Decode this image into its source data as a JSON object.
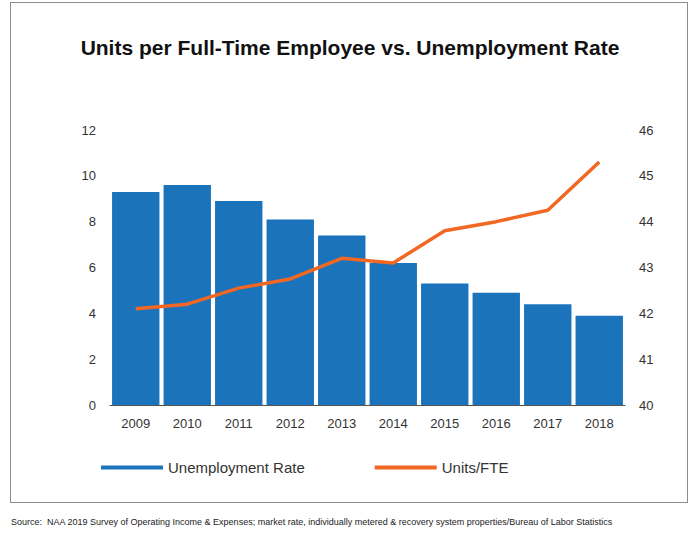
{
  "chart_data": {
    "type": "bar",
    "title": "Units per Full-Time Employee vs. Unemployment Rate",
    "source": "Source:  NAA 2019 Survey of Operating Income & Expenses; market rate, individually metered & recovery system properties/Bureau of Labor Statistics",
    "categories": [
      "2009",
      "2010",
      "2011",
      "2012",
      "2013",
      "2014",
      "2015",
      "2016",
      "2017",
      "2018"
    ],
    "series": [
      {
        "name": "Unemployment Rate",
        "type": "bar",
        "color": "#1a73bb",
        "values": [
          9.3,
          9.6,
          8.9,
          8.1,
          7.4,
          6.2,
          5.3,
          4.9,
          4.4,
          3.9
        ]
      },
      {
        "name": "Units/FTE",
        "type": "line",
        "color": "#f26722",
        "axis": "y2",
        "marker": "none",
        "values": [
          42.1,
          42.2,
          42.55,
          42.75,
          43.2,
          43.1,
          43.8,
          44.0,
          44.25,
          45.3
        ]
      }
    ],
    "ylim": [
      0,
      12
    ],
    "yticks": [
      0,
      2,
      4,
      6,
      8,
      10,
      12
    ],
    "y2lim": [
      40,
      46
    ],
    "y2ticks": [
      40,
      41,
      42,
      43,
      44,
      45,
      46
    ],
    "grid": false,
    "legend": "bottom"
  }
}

++++++++++

== Task goal ==
Print the records word for word and exclude any picture they hold.

== Answer to this problem ==
Decode this image into its source data as a JSON object.
{
  "chart_data": {
    "type": "bar",
    "title": "Units per Full-Time Employee vs. Unemployment Rate",
    "source": "Source:  NAA 2019 Survey of Operating Income & Expenses; market rate, individually metered & recovery system properties/Bureau of Labor Statistics",
    "categories": [
      "2009",
      "2010",
      "2011",
      "2012",
      "2013",
      "2014",
      "2015",
      "2016",
      "2017",
      "2018"
    ],
    "series": [
      {
        "name": "Unemployment Rate",
        "type": "bar",
        "color": "#1a73bb",
        "values": [
          9.3,
          9.6,
          8.9,
          8.1,
          7.4,
          6.2,
          5.3,
          4.9,
          4.4,
          3.9
        ]
      },
      {
        "name": "Units/FTE",
        "type": "line",
        "color": "#f26722",
        "axis": "y2",
        "marker": "none",
        "values": [
          42.1,
          42.2,
          42.55,
          42.75,
          43.2,
          43.1,
          43.8,
          44.0,
          44.25,
          45.3
        ]
      }
    ],
    "ylim": [
      0,
      12
    ],
    "yticks": [
      0,
      2,
      4,
      6,
      8,
      10,
      12
    ],
    "y2lim": [
      40,
      46
    ],
    "y2ticks": [
      40,
      41,
      42,
      43,
      44,
      45,
      46
    ],
    "grid": false,
    "legend": "bottom"
  }
}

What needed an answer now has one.